▶ [Records supplied]
═══

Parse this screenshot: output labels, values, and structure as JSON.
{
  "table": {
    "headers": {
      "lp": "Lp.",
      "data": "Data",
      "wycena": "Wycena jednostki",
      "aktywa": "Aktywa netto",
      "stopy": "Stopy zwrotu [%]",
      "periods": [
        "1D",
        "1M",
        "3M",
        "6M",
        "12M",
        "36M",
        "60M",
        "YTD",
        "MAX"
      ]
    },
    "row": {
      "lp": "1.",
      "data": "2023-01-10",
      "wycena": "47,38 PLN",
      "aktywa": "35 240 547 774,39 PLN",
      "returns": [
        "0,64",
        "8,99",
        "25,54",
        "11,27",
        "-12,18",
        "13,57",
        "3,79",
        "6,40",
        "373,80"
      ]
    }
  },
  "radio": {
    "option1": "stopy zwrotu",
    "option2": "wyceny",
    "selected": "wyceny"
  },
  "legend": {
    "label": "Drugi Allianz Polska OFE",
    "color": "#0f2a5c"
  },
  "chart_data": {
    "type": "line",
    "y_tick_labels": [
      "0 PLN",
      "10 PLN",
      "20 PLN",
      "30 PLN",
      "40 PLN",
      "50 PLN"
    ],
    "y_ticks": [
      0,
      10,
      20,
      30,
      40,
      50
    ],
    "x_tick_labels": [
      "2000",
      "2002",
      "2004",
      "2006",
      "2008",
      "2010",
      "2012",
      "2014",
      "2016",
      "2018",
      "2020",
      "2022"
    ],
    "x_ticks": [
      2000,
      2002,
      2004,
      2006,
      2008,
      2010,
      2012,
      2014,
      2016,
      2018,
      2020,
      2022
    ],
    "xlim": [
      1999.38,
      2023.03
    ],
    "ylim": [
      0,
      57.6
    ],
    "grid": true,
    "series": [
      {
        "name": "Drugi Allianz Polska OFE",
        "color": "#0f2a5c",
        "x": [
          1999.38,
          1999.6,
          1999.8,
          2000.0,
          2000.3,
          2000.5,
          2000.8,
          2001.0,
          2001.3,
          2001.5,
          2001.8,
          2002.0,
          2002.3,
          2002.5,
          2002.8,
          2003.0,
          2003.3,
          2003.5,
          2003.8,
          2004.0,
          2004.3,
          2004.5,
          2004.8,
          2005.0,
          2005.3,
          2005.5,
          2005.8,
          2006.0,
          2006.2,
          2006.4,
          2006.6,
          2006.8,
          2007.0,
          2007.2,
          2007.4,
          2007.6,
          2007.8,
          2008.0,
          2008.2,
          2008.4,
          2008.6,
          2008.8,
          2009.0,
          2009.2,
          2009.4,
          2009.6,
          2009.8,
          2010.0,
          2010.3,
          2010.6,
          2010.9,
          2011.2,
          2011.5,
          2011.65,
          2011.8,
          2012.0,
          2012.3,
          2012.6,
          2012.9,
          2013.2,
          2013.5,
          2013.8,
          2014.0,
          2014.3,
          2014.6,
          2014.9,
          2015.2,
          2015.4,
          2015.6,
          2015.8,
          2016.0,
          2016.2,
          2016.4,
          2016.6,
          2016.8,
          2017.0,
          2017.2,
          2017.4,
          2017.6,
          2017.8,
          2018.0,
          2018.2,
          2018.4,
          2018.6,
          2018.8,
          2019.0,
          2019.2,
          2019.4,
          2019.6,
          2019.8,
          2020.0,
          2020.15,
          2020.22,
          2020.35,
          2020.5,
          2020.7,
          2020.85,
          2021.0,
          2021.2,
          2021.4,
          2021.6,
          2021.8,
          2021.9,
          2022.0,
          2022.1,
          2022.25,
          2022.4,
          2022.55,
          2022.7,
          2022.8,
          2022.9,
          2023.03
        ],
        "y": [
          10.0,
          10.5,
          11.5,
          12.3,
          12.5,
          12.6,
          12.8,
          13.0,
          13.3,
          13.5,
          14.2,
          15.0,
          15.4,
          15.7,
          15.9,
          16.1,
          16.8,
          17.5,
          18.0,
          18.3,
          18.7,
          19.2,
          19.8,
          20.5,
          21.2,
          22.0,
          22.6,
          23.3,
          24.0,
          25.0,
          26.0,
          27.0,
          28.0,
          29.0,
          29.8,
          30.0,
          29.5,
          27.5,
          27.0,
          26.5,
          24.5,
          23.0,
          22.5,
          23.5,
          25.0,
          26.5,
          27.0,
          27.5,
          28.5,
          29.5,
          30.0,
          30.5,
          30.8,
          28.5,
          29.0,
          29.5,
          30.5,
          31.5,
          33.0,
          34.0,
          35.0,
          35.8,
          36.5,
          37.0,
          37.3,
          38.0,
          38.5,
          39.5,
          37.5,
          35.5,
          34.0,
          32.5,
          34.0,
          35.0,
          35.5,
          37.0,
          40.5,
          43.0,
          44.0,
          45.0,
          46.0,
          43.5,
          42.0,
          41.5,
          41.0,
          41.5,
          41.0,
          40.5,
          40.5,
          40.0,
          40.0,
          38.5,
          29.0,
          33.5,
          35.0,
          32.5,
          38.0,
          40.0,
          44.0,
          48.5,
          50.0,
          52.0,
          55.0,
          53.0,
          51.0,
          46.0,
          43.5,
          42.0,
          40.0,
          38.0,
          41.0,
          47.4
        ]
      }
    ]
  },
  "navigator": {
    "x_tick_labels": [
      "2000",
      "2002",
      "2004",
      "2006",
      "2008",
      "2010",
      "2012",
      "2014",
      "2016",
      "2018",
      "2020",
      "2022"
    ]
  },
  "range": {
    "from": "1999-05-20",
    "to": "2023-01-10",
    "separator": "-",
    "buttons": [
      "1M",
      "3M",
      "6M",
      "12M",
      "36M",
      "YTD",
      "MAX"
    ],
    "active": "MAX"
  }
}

═══

In the records above, find the lines containing "aktywa" and copy them.

      "aktywa": "Aktywa netto",
      "aktywa": "35 240 547 774,39 PLN",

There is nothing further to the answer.